Records for this task
================================

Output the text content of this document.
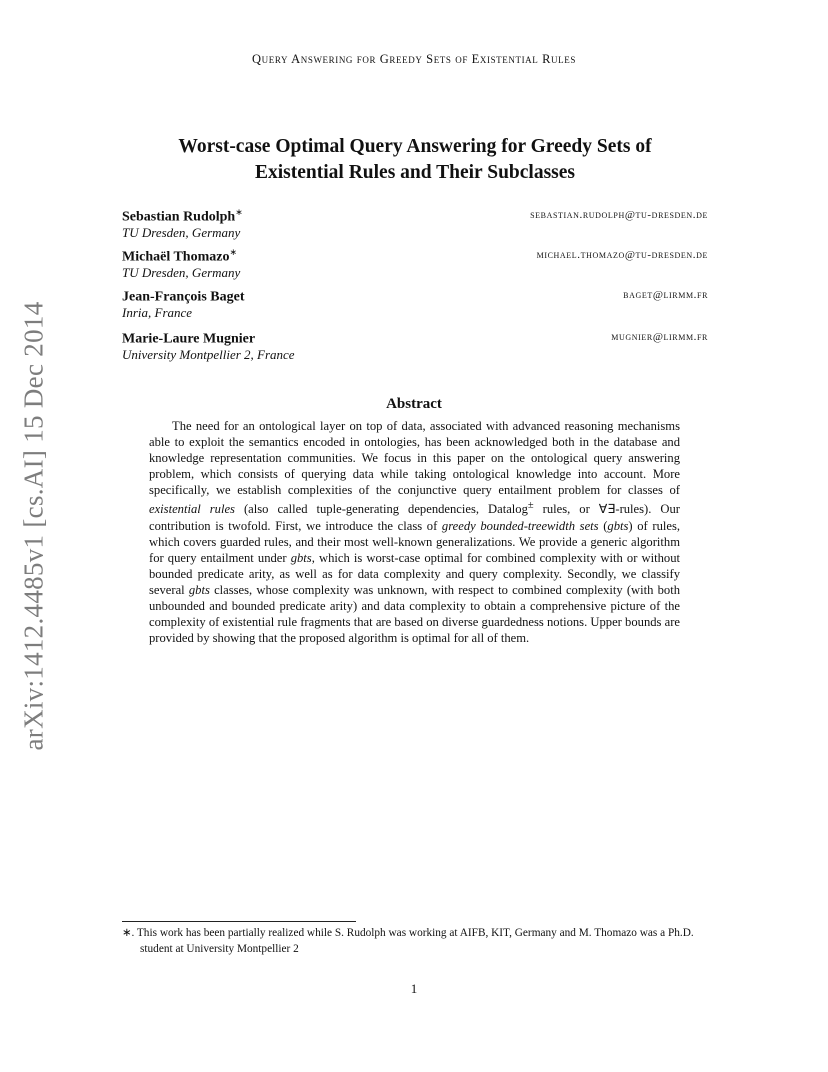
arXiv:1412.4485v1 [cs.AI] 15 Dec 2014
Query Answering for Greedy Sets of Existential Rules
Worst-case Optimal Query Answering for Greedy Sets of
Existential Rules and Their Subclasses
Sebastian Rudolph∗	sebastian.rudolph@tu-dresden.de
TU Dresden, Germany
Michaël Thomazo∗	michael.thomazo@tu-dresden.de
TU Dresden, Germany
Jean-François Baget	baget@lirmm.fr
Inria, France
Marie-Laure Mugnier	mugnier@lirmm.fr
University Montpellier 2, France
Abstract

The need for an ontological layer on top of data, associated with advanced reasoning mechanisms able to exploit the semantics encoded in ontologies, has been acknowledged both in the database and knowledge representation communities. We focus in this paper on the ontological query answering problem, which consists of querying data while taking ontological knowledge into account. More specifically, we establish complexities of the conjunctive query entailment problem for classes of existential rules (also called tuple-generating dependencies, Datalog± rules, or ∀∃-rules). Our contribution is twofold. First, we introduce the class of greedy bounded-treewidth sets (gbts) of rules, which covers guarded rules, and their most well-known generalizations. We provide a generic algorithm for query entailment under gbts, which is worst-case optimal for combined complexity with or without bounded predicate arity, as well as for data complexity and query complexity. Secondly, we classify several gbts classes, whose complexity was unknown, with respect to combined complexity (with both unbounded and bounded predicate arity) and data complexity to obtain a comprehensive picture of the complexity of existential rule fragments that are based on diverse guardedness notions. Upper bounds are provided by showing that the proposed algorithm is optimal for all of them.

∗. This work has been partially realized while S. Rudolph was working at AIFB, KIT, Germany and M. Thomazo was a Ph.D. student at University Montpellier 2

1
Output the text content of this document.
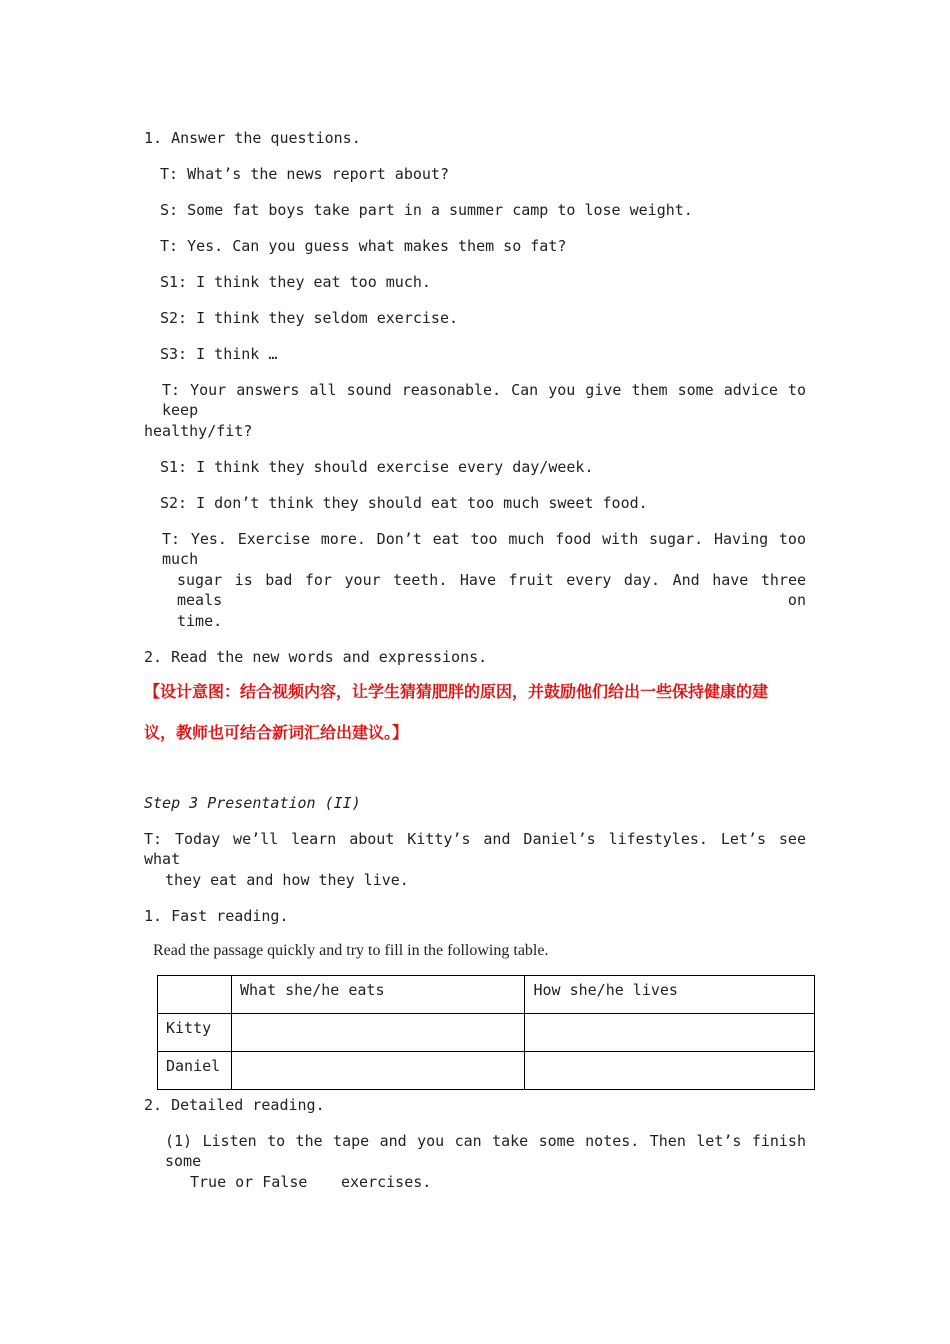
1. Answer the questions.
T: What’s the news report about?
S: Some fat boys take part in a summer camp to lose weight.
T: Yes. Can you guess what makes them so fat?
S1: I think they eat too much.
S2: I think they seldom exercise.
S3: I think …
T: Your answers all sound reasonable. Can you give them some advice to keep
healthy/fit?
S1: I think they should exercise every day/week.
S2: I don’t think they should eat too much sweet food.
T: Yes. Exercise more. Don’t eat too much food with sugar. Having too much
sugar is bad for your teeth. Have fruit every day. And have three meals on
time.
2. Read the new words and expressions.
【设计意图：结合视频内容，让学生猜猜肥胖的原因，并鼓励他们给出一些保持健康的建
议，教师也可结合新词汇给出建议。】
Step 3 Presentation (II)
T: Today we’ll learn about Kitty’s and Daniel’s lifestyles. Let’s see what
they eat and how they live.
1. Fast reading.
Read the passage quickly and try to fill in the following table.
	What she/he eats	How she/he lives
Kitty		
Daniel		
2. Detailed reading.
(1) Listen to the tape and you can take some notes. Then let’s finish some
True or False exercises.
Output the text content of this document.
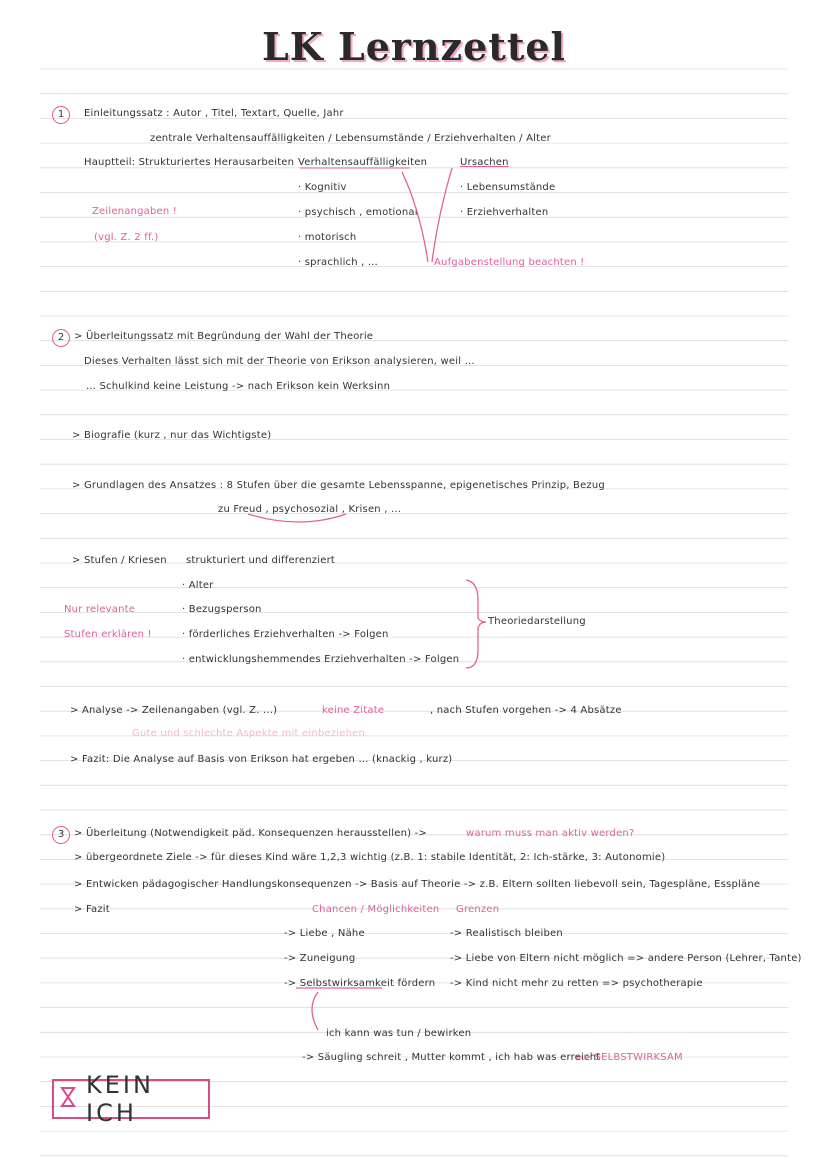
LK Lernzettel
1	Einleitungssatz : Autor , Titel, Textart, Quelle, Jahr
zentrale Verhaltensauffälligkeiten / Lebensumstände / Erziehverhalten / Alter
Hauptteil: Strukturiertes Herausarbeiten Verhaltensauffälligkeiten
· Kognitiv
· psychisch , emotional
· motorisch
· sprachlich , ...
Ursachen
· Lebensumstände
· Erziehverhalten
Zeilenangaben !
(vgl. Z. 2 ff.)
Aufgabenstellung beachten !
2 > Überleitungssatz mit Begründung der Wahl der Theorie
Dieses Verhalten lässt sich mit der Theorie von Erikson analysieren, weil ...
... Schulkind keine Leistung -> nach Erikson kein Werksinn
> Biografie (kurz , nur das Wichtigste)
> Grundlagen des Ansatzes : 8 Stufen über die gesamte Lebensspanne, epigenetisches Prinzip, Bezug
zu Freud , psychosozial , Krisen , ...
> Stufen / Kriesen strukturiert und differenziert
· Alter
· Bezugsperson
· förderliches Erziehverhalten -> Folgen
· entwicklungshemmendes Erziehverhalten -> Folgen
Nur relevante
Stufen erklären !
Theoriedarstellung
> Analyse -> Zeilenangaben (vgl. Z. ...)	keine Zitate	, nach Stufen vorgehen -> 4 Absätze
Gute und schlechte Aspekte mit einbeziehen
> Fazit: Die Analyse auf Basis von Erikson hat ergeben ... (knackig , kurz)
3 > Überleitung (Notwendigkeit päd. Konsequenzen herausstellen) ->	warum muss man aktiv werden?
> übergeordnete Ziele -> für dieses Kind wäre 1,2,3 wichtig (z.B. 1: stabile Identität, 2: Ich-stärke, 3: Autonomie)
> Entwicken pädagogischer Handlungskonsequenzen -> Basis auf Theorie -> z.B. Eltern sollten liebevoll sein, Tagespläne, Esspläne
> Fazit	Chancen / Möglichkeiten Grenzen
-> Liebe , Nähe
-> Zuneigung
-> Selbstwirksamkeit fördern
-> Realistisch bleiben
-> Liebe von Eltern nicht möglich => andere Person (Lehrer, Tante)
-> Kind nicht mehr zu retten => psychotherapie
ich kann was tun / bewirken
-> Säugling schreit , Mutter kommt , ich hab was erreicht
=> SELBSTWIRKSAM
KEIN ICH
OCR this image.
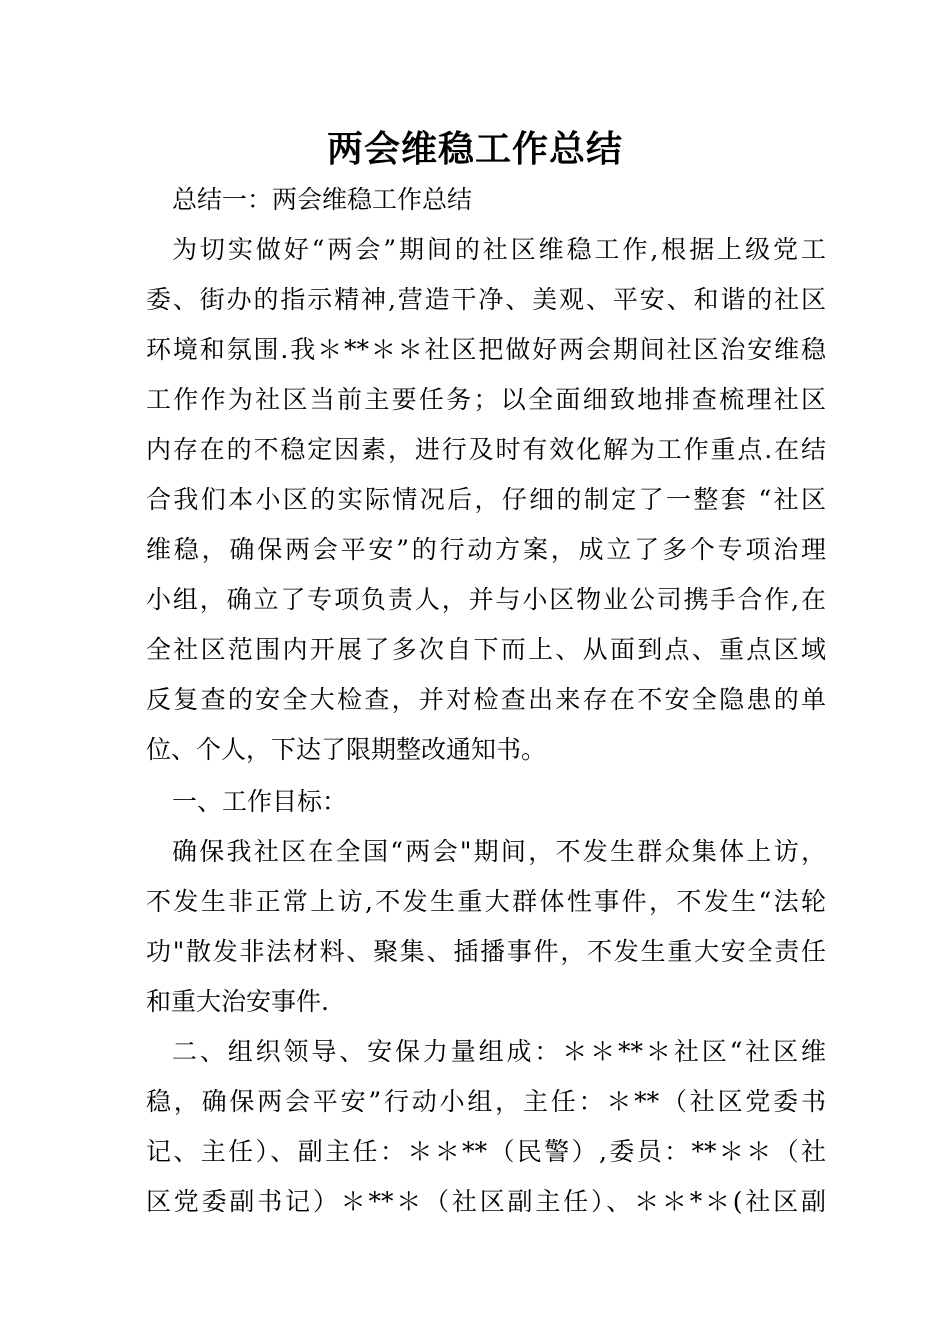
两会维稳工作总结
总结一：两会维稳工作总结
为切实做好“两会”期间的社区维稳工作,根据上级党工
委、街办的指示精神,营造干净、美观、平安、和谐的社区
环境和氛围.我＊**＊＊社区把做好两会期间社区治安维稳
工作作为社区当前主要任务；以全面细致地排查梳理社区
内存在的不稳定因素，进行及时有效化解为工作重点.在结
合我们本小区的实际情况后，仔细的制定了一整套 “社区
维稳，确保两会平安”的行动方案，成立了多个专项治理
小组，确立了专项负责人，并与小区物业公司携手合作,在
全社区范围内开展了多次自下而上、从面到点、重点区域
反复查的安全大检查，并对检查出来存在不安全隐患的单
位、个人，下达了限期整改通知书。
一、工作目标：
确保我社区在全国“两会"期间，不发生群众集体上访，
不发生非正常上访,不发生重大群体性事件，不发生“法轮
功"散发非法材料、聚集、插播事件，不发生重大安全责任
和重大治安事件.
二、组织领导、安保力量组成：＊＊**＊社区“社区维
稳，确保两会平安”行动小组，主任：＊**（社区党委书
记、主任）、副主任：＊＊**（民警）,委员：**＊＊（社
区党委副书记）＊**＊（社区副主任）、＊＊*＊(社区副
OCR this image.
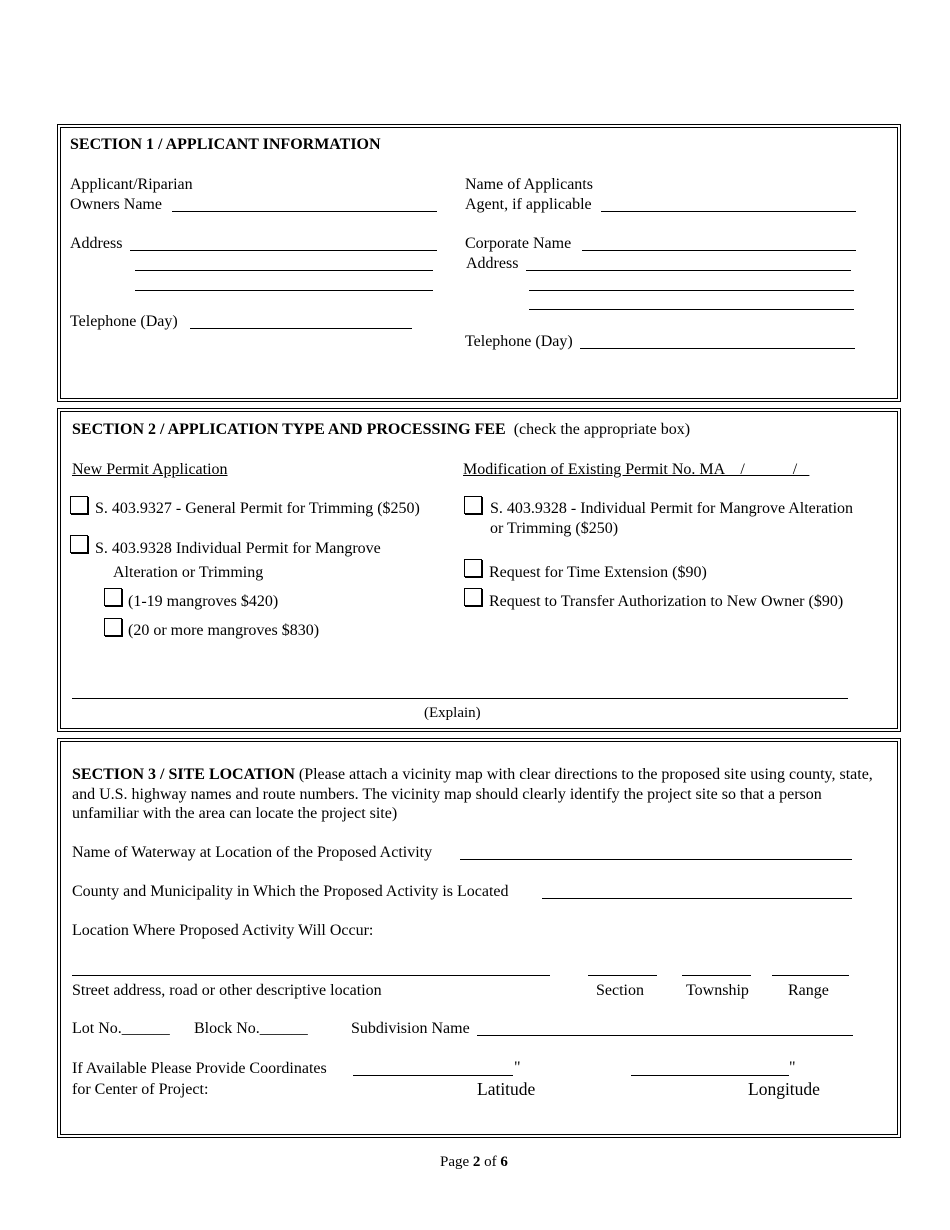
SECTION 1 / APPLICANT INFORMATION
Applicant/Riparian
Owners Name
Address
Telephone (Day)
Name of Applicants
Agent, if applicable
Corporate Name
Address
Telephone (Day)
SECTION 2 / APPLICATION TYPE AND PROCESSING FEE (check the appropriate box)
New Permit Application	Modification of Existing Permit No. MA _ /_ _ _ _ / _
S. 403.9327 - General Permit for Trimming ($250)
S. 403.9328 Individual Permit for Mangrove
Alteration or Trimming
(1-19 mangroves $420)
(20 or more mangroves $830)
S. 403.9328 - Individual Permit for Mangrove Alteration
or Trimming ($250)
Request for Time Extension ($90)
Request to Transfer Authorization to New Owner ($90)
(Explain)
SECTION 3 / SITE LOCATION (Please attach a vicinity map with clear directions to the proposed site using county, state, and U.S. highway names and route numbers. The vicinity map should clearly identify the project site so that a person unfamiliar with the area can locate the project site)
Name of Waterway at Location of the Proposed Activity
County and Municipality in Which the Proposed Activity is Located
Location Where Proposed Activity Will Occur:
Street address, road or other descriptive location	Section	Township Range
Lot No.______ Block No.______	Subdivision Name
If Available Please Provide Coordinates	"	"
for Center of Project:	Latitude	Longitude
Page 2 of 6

================================

Instructions for the task
Filter the data for the string "Lebensumstände" and copy every line that has it.

Result of this task
zentrale Verhaltensauffälligkeiten / Lebensumstände / Erziehverhalten / Alter
· Lebensumstände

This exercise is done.